### Objectif
Recopiez intégralement le texte ci-dessous sur la fin du changement d'heure, sans y changer un mot.

### Texte
┄┄┄┄┄┄┄┄┄┄┄┄┄┄┄┄┄┄┄┄

Des citoyens européens pour la fin du changement d’heure
La fin du changement d’heure devait intervenir en 2019, puis a été repoussée à 2021. Mais en 2022, toujours rien. En discussion depuis 3 ans et malgré une grande majorité des citoyens européens favorables, le projet semble bien ajourner sine die. Une consultation publique, une proposition de nouvelle directive et une résolution du Parlement européen plus loin, on en est toujours au point de départ.
En France, la consultation publique avait donné des résultats sans appel : 84 % votaient pour la fin du changement d’heure, à l’image de la consultation publique européenne d’ailleurs, et 59 % se déclaraient pour le maintien toute l’année de l’heure d’été. Sur ce dernier point cependant, l’Etat n’a jamais pris position. Il était en effet prévu dans la résolution du Parlement européen que chaque Etat membre opte soit pour l’heure d’été, soit pour celle d’hiver.
Déjà utilisé au XXème siècle à différentes reprises, puis abandonné, le changement d’heure a été réintroduit en France en 1976, après le chocs pétroliers pour favoriser des économies d’énergie, puis il s’est généralisé dans l’Union Européenne. Mais si les économies d’énergie qu’ils devaient apporter semblaient prometteuses à l’époque, elle se sont considérablement amenuisées dans le temps.

┄┄┄┄┄┄┄┄┄┄┄┄┄┄┄┄┄┄┄┄

### Données fournies
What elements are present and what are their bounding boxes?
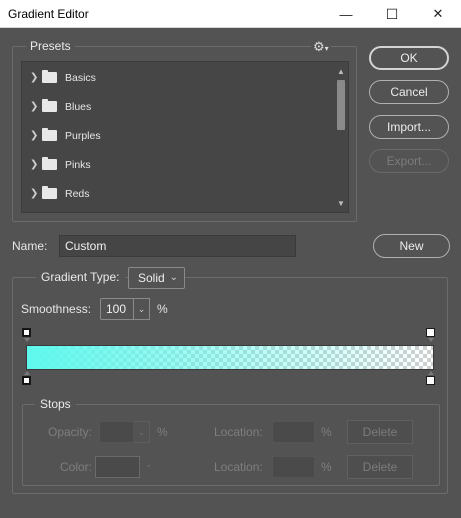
smoothness-value: 100 (106, 302, 127, 316)
color-delete-label: Delete (362, 460, 398, 474)
preset-folder-row[interactable]: ❯ Pinks (22, 150, 334, 179)
smoothness-field[interactable]: 100 (100, 298, 134, 320)
presets-label: Presets (26, 39, 75, 53)
preset-folder-row[interactable]: ❯ Reds (22, 179, 334, 208)
chevron-right-icon[interactable]: ❯ (30, 72, 38, 83)
chevron-right-icon[interactable]: ❯ (30, 159, 38, 170)
minimize-icon: — (339, 6, 353, 22)
export-button-label: Export... (386, 154, 432, 168)
folder-icon (42, 128, 57, 141)
new-button-label: New (399, 239, 424, 253)
opacity-stop-right[interactable] (426, 328, 435, 337)
chevron-right-icon[interactable]: ❯ (30, 188, 38, 199)
preset-folder-row[interactable]: ❯ Basics (22, 63, 334, 92)
preset-folder-label: Blues (65, 100, 92, 113)
opacity-stop-right-tick (428, 338, 434, 342)
scroll-thumb[interactable] (337, 80, 345, 130)
gradient-type-label: Gradient Type: (36, 270, 125, 284)
color-location-field[interactable] (272, 456, 315, 478)
chevron-down-icon: ⌄ (169, 272, 178, 283)
ok-button[interactable]: OK (369, 46, 449, 70)
minimize-button[interactable]: — (323, 0, 369, 28)
folder-icon (42, 99, 57, 112)
name-label: Name: (12, 239, 48, 253)
maximize-button[interactable]: ☐ (369, 0, 415, 28)
gradient-type-dropdown[interactable]: Solid ⌄ (128, 267, 185, 289)
smoothness-label: Smoothness: (21, 302, 92, 316)
color-stop-right[interactable] (426, 376, 435, 385)
import-button[interactable]: Import... (369, 115, 449, 139)
stop-opacity-stepper[interactable]: ⌄ (134, 421, 150, 443)
color-stop-right-tick (428, 371, 434, 375)
color-location-unit: % (321, 460, 332, 474)
gradient-preview-bar[interactable] (26, 345, 434, 370)
scroll-down-icon[interactable]: ▼ (334, 196, 348, 210)
cancel-button[interactable]: Cancel (369, 80, 449, 104)
gradient-type-value: Solid (138, 271, 165, 285)
chevron-right-icon[interactable]: ❯ (30, 101, 38, 112)
title-bar: Gradient Editor — ☐ ✕ (0, 0, 461, 28)
ok-button-label: OK (400, 51, 418, 65)
opacity-location-field[interactable] (272, 421, 315, 443)
opacity-delete-label: Delete (362, 425, 398, 439)
preset-folder-row[interactable]: ❯ Blues (22, 92, 334, 121)
opacity-stop-left-tick (24, 338, 30, 342)
preset-folder-label: Basics (65, 71, 96, 84)
smoothness-stepper[interactable]: ⌄ (134, 298, 150, 320)
close-icon: ✕ (432, 6, 444, 21)
stop-color-label: Color: (60, 460, 93, 474)
preset-folder-label: Purples (65, 129, 101, 142)
new-button[interactable]: New (373, 234, 450, 258)
folder-icon (42, 157, 57, 170)
chevron-down-icon: ⌄ (137, 303, 146, 314)
import-button-label: Import... (386, 120, 431, 134)
preset-scrollbar[interactable]: ▲ ▼ (334, 62, 348, 212)
color-delete-button[interactable]: Delete (347, 455, 413, 479)
opacity-location-label: Location: (214, 425, 263, 439)
presets-settings-icon[interactable]: ⚙▾ (311, 39, 331, 55)
stop-opacity-label: Opacity: (48, 425, 93, 439)
cancel-button-label: Cancel (390, 85, 428, 99)
name-field[interactable]: Custom (59, 235, 296, 257)
color-stop-left-tick (24, 371, 30, 375)
stop-opacity-field[interactable] (99, 421, 134, 443)
scroll-up-icon[interactable]: ▲ (334, 64, 348, 78)
preset-folder-label: Pinks (65, 158, 91, 171)
color-stop-left[interactable] (22, 376, 31, 385)
opacity-delete-button[interactable]: Delete (347, 420, 413, 444)
color-location-label: Location: (214, 460, 263, 474)
chevron-down-icon: ⌄ (137, 426, 146, 437)
preset-folder-row[interactable]: ❯ Purples (22, 121, 334, 150)
opacity-stop-left[interactable] (22, 328, 31, 337)
smoothness-unit: % (157, 302, 168, 316)
stop-opacity-unit: % (157, 425, 168, 439)
stops-label: Stops (35, 397, 76, 411)
preset-list[interactable]: ❯ Basics ❯ Blues ❯ Purples ❯ Pinks ❯ Red… (21, 61, 349, 213)
chevron-down-icon: ⌄ (145, 459, 153, 469)
export-button[interactable]: Export... (369, 149, 449, 173)
close-button[interactable]: ✕ (415, 0, 461, 28)
preset-folder-label: Reds (65, 187, 90, 200)
window-title: Gradient Editor (8, 7, 89, 21)
folder-icon (42, 186, 57, 199)
name-field-value: Custom (65, 239, 107, 253)
maximize-icon: ☐ (385, 5, 399, 22)
chevron-right-icon[interactable]: ❯ (30, 130, 38, 141)
opacity-location-unit: % (321, 425, 332, 439)
folder-icon (42, 70, 57, 83)
stop-color-swatch[interactable] (95, 456, 140, 478)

┄┄┄┄┄┄┄┄┄┄┄┄┄┄┄┄┄┄┄┄

### Corrigé
Des citoyens européens pour la fin du changement d’heure
La fin du changement d’heure devait intervenir en 2019, puis a été repoussée à 2021. Mais en 2022, toujours rien. En discussion depuis 3 ans et malgré une grande majorité des citoyens européens favorables, le projet semble bien ajourner sine die. Une consultation publique, une proposition de nouvelle directive et une résolution du Parlement européen plus loin, on en est toujours au point de départ.
En France, la consultation publique avait donné des résultats sans appel : 84 % votaient pour la fin du changement d’heure, à l’image de la consultation publique européenne d’ailleurs, et 59 % se déclaraient pour le maintien toute l’année de l’heure d’été. Sur ce dernier point cependant, l’Etat n’a jamais pris position. Il était en effet prévu dans la résolution du Parlement européen que chaque Etat membre opte soit pour l’heure d’été, soit pour celle d’hiver.
Déjà utilisé au XXème siècle à différentes reprises, puis abandonné, le changement d’heure a été réintroduit en France en 1976, après le chocs pétroliers pour favoriser des économies d’énergie, puis il s’est généralisé dans l’Union Européenne. Mais si les économies d’énergie qu’ils devaient apporter semblaient prometteuses à l’époque, elle se sont considérablement amenuisées dans le temps.